** Instructions for the task **
Copy out, word for word, the records from their first line through the line containing "nav-process-link[interactable]: Process [306,12,335,21]", both ends included.

################

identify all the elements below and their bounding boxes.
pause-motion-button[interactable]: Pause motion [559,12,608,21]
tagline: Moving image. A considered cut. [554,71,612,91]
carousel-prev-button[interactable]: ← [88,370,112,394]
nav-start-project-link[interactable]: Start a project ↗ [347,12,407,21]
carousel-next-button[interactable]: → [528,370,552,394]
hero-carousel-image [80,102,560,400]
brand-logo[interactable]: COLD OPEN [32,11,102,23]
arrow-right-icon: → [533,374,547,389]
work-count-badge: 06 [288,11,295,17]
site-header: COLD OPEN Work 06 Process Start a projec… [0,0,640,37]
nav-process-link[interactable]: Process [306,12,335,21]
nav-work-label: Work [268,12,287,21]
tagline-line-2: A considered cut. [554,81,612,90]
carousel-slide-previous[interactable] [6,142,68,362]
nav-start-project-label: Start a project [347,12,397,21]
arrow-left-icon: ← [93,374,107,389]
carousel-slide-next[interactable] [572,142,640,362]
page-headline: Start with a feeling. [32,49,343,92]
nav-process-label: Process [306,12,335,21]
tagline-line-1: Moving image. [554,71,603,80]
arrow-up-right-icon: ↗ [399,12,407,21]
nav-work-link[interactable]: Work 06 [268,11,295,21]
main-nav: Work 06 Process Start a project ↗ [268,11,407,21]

################

** Finished exercise **
identify all the elements below and their bounding boxes.
pause-motion-button[interactable]: Pause motion [559,12,608,21]
tagline: Moving image. A considered cut. [554,71,612,91]
carousel-prev-button[interactable]: ← [88,370,112,394]
nav-start-project-link[interactable]: Start a project ↗ [347,12,407,21]
carousel-next-button[interactable]: → [528,370,552,394]
hero-carousel-image [80,102,560,400]
brand-logo[interactable]: COLD OPEN [32,11,102,23]
arrow-right-icon: → [533,374,547,389]
work-count-badge: 06 [288,11,295,17]
site-header: COLD OPEN Work 06 Process Start a projec… [0,0,640,37]
nav-process-link[interactable]: Process [306,12,335,21]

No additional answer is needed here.